## START Dataset content

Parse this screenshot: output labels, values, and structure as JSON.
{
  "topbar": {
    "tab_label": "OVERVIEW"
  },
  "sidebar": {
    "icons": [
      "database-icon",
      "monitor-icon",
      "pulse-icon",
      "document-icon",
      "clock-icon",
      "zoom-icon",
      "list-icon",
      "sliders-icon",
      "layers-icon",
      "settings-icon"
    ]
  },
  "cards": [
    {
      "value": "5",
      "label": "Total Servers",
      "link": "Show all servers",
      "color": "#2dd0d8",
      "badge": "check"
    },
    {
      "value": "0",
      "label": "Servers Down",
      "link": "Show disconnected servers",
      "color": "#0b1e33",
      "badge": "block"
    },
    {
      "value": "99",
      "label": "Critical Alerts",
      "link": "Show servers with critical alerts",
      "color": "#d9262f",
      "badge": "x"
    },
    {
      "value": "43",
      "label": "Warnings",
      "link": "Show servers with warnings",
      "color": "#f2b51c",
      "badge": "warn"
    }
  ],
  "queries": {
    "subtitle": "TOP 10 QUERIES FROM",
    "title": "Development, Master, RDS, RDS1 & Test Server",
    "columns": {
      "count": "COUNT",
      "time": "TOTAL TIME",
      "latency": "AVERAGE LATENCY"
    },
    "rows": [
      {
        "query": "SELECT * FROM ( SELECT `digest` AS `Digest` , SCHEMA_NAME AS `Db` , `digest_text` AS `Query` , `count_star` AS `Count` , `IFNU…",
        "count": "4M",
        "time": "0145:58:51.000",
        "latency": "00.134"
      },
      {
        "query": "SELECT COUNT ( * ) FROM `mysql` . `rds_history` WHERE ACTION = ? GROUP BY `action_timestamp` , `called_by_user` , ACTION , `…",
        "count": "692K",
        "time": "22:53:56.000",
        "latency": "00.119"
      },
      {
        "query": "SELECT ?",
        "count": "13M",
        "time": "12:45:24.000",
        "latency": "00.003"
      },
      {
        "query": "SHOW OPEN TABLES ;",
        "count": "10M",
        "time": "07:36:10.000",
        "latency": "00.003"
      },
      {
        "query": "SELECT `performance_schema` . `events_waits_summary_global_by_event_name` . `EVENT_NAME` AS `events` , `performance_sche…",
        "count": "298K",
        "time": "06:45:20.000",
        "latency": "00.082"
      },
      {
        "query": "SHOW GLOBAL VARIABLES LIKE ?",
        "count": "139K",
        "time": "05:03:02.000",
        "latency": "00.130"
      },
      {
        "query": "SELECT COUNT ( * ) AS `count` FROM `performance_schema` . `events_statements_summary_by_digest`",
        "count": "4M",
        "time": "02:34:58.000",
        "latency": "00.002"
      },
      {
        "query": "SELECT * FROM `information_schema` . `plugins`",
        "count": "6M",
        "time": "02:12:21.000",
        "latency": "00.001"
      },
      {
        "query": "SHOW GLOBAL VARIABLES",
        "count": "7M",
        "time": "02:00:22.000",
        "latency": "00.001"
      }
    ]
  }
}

## END Dataset content

▶ _Requirement_: From the first line to the last, retype the data exactly.

▶ _Answer to this problem_:
Parse this screenshot: output labels, values, and structure as JSON.
{
  "topbar": {
    "tab_label": "OVERVIEW"
  },
  "sidebar": {
    "icons": [
      "database-icon",
      "monitor-icon",
      "pulse-icon",
      "document-icon",
      "clock-icon",
      "zoom-icon",
      "list-icon",
      "sliders-icon",
      "layers-icon",
      "settings-icon"
    ]
  },
  "cards": [
    {
      "value": "5",
      "label": "Total Servers",
      "link": "Show all servers",
      "color": "#2dd0d8",
      "badge": "check"
    },
    {
      "value": "0",
      "label": "Servers Down",
      "link": "Show disconnected servers",
      "color": "#0b1e33",
      "badge": "block"
    },
    {
      "value": "99",
      "label": "Critical Alerts",
      "link": "Show servers with critical alerts",
      "color": "#d9262f",
      "badge": "x"
    },
    {
      "value": "43",
      "label": "Warnings",
      "link": "Show servers with warnings",
      "color": "#f2b51c",
      "badge": "warn"
    }
  ],
  "queries": {
    "subtitle": "TOP 10 QUERIES FROM",
    "title": "Development, Master, RDS, RDS1 & Test Server",
    "columns": {
      "count": "COUNT",
      "time": "TOTAL TIME",
      "latency": "AVERAGE LATENCY"
    },
    "rows": [
      {
        "query": "SELECT * FROM ( SELECT `digest` AS `Digest` , SCHEMA_NAME AS `Db` , `digest_text` AS `Query` , `count_star` AS `Count` , `IFNU…",
        "count": "4M",
        "time": "0145:58:51.000",
        "latency": "00.134"
      },
      {
        "query": "SELECT COUNT ( * ) FROM `mysql` . `rds_history` WHERE ACTION = ? GROUP BY `action_timestamp` , `called_by_user` , ACTION , `…",
        "count": "692K",
        "time": "22:53:56.000",
        "latency": "00.119"
      },
      {
        "query": "SELECT ?",
        "count": "13M",
        "time": "12:45:24.000",
        "latency": "00.003"
      },
      {
        "query": "SHOW OPEN TABLES ;",
        "count": "10M",
        "time": "07:36:10.000",
        "latency": "00.003"
      },
      {
        "query": "SELECT `performance_schema` . `events_waits_summary_global_by_event_name` . `EVENT_NAME` AS `events` , `performance_sche…",
        "count": "298K",
        "time": "06:45:20.000",
        "latency": "00.082"
      },
      {
        "query": "SHOW GLOBAL VARIABLES LIKE ?",
        "count": "139K",
        "time": "05:03:02.000",
        "latency": "00.130"
      },
      {
        "query": "SELECT COUNT ( * ) AS `count` FROM `performance_schema` . `events_statements_summary_by_digest`",
        "count": "4M",
        "time": "02:34:58.000",
        "latency": "00.002"
      },
      {
        "query": "SELECT * FROM `information_schema` . `plugins`",
        "count": "6M",
        "time": "02:12:21.000",
        "latency": "00.001"
      },
      {
        "query": "SHOW GLOBAL VARIABLES",
        "count": "7M",
        "time": "02:00:22.000",
        "latency": "00.001"
      }
    ]
  }
}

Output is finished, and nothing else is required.